> [Required task] Reproduce each line exactly, including spacing and punctuation.

## Start

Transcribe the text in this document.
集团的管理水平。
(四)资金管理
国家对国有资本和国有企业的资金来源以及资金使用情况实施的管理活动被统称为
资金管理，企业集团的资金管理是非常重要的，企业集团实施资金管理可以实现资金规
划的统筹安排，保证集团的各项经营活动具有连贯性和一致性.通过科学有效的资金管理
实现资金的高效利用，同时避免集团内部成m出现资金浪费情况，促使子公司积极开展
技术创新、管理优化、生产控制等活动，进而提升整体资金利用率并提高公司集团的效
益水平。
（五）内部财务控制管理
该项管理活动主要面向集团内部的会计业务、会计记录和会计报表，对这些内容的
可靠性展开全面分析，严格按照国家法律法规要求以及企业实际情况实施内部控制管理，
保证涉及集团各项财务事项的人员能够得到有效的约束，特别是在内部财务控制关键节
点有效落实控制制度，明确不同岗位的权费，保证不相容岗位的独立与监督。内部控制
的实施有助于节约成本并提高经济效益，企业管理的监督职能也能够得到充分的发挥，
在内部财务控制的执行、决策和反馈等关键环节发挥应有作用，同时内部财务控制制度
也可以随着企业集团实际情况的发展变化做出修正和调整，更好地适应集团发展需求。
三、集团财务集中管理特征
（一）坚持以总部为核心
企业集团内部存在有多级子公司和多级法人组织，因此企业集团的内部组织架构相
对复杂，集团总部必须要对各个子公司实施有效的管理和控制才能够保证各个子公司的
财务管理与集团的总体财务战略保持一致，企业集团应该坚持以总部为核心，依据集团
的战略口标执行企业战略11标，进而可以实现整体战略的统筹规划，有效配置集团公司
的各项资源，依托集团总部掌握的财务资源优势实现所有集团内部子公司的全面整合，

## End

> [Result of this task]
Transcribe the text in this document.
集团的管理水平。
(四)资金管理
国家对国有资本和国有企业的资金来源以及资金使用情况实施的管理活动被统称为
资金管理，企业集团的资金管理是非常重要的，企业集团实施资金管理可以实现资金规
划的统筹安排，保证集团的各项经营活动具有连贯性和一致性.通过科学有效的资金管理
实现资金的高效利用，同时避免集团内部成m出现资金浪费情况，促使子公司积极开展
技术创新、管理优化、生产控制等活动，进而提升整体资金利用率并提高公司集团的效
益水平。
（五）内部财务控制管理
该项管理活动主要面向集团内部的会计业务、会计记录和会计报表，对这些内容的
可靠性展开全面分析，严格按照国家法律法规要求以及企业实际情况实施内部控制管理，
保证涉及集团各项财务事项的人员能够得到有效的约束，特别是在内部财务控制关键节
点有效落实控制制度，明确不同岗位的权费，保证不相容岗位的独立与监督。内部控制
的实施有助于节约成本并提高经济效益，企业管理的监督职能也能够得到充分的发挥，
在内部财务控制的执行、决策和反馈等关键环节发挥应有作用，同时内部财务控制制度
也可以随着企业集团实际情况的发展变化做出修正和调整，更好地适应集团发展需求。
三、集团财务集中管理特征
（一）坚持以总部为核心
企业集团内部存在有多级子公司和多级法人组织，因此企业集团的内部组织架构相
对复杂，集团总部必须要对各个子公司实施有效的管理和控制才能够保证各个子公司的
财务管理与集团的总体财务战略保持一致，企业集团应该坚持以总部为核心，依据集团
的战略口标执行企业战略11标，进而可以实现整体战略的统筹规划，有效配置集团公司
的各项资源，依托集团总部掌握的财务资源优势实现所有集团内部子公司的全面整合，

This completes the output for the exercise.